**TASK BRIEF:**
Repeat the lines below word for word, but leave the pictures out.

=====

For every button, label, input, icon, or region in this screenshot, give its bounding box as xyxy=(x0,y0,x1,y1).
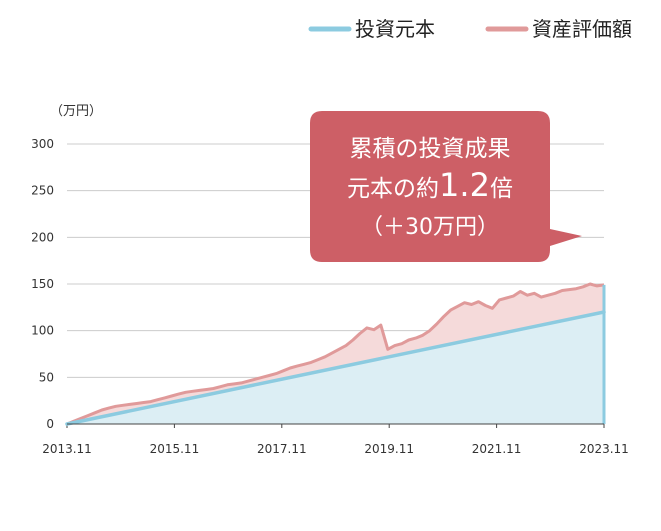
y-tick-label: 50 xyxy=(39,370,54,384)
x-tick-label: 2023.11 xyxy=(579,442,629,456)
y-tick-label: 200 xyxy=(31,230,54,244)
y-tick-label: 300 xyxy=(31,137,54,151)
callout-bubble xyxy=(310,111,582,262)
x-tick-label: 2015.11 xyxy=(150,442,200,456)
callout-line-2: 元本の約1.2倍 xyxy=(347,166,513,204)
y-tick-label: 100 xyxy=(31,324,54,338)
legend: 投資元本 資産評価額 xyxy=(308,17,632,41)
legend-label-valuation: 資産評価額 xyxy=(532,17,632,41)
annotation-callout: 累積の投資成果 元本の約1.2倍 （＋30万円） xyxy=(310,111,582,262)
legend-label-principal: 投資元本 xyxy=(355,17,435,41)
x-tick-label: 2017.11 xyxy=(257,442,307,456)
x-tick-label: 2021.11 xyxy=(472,442,522,456)
callout-line-2-prefix: 元本の約 xyxy=(347,176,439,202)
y-axis-unit-label: （万円） xyxy=(50,104,102,119)
principal-line xyxy=(65,310,606,426)
x-tick-label: 2019.11 xyxy=(364,442,414,456)
y-tick-label: 250 xyxy=(31,184,54,198)
x-axis-ticks: 2013.11 2015.11 2017.11 2019.11 2021.11 2023.… xyxy=(42,424,629,456)
callout-line-2-suffix: 倍 xyxy=(490,176,513,202)
callout-multiple-value: 1.2 xyxy=(439,166,490,204)
callout-line-3: （＋30万円） xyxy=(361,215,499,240)
y-axis-ticks: 0 50 100 150 200 250 300 xyxy=(31,137,54,431)
y-tick-label: 0 xyxy=(46,417,54,431)
y-tick-label: 150 xyxy=(31,277,54,291)
x-tick-label: 2013.11 xyxy=(42,442,92,456)
callout-line-1: 累積の投資成果 xyxy=(350,136,511,162)
valuation-line xyxy=(66,282,605,426)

=====

**EXPECTED ANSWER:**
For every button, label, input, icon, or region in this screenshot, give its bounding box as xyxy=(x0,y0,x1,y1).
y-tick-label: 50 xyxy=(39,370,54,384)
x-tick-label: 2023.11 xyxy=(579,442,629,456)
y-tick-label: 200 xyxy=(31,230,54,244)
y-tick-label: 300 xyxy=(31,137,54,151)
callout-bubble xyxy=(310,111,582,262)
x-tick-label: 2015.11 xyxy=(150,442,200,456)
callout-line-2: 元本の約1.2倍 xyxy=(347,166,513,204)
y-tick-label: 100 xyxy=(31,324,54,338)
legend: 投資元本 資産評価額 xyxy=(308,17,632,41)
legend-label-valuation: 資産評価額 xyxy=(532,17,632,41)
annotation-callout: 累積の投資成果 元本の約1.2倍 （＋30万円） xyxy=(310,111,582,262)
legend-label-principal: 投資元本 xyxy=(355,17,435,41)
x-tick-label: 2017.11 xyxy=(257,442,307,456)
x-tick-label: 2021.11 xyxy=(472,442,522,456)
callout-line-2-prefix: 元本の約 xyxy=(347,176,439,202)
y-axis-unit-label: （万円） xyxy=(50,104,102,119)
principal-line xyxy=(65,310,606,426)
x-tick-label: 2019.11 xyxy=(364,442,414,456)
y-tick-label: 250 xyxy=(31,184,54,198)
x-axis-ticks: 2013.11 2015.11 2017.11 2019.11 2021.11 2023.… xyxy=(42,424,629,456)
callout-line-2-suffix: 倍 xyxy=(490,176,513,202)
callout-multiple-value: 1.2 xyxy=(439,166,490,204)
callout-line-3: （＋30万円） xyxy=(361,215,499,240)
y-axis-ticks: 0 50 100 150 200 250 300 xyxy=(31,137,54,431)
y-tick-label: 0 xyxy=(46,417,54,431)
y-tick-label: 150 xyxy=(31,277,54,291)
x-tick-label: 2013.11 xyxy=(42,442,92,456)
callout-line-1: 累積の投資成果 xyxy=(350,136,511,162)
valuation-line xyxy=(66,282,605,426)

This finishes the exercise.